Look through the material below. Copy every line with the string "我要查查小微企业" in it.

>> Begin Supplied records

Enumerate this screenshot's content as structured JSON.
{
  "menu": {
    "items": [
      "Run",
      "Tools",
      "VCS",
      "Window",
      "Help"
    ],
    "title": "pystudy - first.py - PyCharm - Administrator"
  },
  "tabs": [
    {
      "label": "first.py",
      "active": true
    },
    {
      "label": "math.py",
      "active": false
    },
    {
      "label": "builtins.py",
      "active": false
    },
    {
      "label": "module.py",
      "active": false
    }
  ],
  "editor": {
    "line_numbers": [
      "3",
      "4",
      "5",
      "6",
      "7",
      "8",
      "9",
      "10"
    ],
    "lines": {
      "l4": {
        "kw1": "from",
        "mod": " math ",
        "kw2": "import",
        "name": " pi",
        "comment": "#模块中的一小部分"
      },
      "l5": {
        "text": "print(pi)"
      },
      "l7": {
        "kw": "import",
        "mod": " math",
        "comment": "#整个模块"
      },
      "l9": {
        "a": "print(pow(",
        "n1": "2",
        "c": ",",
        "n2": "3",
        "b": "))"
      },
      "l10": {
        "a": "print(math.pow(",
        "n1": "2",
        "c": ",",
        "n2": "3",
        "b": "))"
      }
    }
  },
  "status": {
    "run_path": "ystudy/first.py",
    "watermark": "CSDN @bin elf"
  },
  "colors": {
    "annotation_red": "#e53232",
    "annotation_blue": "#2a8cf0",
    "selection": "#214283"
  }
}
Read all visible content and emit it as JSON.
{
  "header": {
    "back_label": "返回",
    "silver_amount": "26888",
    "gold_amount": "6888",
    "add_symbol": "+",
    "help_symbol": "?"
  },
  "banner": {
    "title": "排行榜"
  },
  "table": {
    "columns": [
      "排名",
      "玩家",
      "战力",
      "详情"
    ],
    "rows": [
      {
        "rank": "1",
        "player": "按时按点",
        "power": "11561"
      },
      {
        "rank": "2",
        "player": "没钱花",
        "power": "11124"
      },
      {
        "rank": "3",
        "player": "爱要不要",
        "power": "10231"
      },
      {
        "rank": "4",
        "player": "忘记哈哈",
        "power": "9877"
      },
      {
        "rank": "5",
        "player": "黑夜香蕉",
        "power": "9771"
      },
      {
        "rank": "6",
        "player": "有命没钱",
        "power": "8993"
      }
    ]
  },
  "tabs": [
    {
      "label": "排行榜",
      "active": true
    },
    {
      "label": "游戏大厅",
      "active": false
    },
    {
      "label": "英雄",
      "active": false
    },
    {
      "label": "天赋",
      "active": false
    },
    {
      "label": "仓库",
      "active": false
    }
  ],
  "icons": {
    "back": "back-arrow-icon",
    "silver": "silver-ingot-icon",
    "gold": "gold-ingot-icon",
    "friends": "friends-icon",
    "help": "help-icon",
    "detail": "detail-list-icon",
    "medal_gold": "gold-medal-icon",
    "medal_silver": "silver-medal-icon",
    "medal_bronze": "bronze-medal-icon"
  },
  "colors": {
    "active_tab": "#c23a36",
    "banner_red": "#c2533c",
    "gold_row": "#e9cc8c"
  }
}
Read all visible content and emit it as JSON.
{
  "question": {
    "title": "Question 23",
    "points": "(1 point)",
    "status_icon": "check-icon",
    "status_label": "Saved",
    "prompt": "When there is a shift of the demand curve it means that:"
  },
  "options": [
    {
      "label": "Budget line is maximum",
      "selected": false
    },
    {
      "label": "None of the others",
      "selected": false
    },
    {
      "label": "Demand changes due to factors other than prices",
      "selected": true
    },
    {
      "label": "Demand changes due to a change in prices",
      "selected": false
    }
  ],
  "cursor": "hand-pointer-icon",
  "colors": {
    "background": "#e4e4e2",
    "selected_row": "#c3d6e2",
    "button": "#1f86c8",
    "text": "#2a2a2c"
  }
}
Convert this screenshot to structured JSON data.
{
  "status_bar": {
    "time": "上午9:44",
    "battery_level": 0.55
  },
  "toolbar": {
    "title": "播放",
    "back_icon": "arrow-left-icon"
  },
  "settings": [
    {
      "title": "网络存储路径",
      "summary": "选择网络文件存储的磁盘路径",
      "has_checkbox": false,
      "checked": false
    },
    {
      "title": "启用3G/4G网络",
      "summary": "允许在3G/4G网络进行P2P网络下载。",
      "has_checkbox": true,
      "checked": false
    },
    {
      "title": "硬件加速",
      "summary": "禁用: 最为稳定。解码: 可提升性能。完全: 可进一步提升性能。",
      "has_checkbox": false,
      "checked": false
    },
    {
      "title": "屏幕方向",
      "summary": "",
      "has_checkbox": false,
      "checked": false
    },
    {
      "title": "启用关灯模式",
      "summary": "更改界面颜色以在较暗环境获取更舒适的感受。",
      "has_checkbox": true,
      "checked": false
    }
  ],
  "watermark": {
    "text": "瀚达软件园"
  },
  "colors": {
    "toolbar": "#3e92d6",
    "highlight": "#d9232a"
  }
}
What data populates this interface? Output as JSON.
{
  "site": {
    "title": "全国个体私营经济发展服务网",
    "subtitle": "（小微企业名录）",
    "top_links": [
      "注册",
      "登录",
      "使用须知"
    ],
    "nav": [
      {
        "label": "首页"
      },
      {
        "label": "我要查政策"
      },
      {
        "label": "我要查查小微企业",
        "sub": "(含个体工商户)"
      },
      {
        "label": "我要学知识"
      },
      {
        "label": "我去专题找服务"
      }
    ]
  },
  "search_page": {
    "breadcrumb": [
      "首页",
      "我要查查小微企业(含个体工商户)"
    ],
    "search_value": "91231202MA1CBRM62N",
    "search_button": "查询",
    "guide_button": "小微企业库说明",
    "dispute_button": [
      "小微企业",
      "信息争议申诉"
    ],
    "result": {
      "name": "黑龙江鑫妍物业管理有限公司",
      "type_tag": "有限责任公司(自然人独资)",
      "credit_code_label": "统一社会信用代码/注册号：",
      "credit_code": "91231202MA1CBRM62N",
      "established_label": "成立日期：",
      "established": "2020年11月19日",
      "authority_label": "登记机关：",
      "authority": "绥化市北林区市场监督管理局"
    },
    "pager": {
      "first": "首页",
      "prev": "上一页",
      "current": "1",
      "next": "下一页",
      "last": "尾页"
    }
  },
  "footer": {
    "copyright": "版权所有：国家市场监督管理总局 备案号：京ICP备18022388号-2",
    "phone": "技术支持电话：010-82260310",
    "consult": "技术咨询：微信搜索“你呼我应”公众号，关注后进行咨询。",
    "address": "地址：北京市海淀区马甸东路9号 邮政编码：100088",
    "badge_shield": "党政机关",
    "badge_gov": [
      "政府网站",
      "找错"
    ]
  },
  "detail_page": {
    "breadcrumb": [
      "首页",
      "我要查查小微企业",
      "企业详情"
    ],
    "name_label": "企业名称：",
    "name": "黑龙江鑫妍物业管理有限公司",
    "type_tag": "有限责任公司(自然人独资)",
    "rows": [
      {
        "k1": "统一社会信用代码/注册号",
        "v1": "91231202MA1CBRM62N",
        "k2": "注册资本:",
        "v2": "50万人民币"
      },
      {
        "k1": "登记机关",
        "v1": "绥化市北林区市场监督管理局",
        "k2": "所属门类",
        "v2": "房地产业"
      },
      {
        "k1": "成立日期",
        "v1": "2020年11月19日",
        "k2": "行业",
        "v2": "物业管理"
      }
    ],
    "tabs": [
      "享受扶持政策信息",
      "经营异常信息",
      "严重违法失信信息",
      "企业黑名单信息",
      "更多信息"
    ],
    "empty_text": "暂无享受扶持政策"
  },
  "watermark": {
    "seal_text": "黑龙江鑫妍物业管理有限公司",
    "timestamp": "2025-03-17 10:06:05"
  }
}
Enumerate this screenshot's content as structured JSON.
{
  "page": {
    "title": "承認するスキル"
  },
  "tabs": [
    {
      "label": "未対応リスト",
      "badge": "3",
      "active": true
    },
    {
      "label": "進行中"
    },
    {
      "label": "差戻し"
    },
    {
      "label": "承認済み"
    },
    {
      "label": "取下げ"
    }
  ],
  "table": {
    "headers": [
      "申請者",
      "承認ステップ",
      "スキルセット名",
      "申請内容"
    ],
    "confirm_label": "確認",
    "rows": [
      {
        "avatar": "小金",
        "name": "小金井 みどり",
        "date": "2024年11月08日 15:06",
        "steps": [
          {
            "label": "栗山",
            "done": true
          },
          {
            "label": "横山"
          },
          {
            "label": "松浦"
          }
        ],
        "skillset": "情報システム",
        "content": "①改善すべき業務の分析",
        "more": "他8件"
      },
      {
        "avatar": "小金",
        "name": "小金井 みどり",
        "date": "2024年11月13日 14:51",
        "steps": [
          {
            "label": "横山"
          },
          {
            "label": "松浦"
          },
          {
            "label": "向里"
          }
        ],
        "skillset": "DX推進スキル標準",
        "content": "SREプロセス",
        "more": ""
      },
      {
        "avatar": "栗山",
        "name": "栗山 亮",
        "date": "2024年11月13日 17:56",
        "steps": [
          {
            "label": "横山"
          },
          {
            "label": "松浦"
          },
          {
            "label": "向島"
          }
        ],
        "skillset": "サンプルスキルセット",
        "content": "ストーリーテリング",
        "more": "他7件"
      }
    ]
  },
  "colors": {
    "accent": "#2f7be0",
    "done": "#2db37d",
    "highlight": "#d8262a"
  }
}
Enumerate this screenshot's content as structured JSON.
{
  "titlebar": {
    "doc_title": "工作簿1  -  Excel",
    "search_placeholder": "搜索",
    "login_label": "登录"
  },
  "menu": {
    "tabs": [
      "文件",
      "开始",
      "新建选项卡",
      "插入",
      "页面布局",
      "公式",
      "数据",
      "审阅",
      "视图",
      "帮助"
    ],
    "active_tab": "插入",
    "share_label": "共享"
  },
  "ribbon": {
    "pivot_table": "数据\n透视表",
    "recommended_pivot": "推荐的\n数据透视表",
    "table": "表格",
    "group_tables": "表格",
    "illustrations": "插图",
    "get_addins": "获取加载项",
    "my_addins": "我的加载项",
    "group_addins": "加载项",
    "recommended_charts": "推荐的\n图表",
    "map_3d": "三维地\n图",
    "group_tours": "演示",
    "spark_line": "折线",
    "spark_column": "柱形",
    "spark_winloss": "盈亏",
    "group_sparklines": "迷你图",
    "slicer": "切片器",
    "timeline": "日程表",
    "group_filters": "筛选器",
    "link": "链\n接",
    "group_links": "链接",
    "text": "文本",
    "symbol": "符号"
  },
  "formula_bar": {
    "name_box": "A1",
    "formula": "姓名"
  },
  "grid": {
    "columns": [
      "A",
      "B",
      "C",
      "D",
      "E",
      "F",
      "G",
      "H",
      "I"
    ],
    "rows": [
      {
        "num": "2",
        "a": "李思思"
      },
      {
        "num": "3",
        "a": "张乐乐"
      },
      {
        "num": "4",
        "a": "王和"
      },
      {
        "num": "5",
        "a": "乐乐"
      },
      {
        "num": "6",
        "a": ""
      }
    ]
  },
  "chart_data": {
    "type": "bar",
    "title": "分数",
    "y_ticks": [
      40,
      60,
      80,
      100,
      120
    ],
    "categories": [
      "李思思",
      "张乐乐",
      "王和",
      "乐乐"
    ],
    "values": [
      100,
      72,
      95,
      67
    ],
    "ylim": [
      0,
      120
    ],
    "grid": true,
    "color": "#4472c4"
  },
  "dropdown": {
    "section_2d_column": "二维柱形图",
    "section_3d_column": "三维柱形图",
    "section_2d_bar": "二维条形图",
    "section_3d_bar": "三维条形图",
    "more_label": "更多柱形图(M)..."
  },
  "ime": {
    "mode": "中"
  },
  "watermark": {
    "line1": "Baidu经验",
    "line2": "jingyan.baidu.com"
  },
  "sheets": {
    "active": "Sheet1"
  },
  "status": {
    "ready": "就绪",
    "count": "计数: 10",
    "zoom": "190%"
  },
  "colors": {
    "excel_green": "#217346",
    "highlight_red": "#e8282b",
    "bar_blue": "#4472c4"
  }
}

>> End Supplied records

▸ **Task output**:
        "label": "我要查查小微企业",
      "我要查查小微企业(含个体工商户)"
      "我要查查小微企业",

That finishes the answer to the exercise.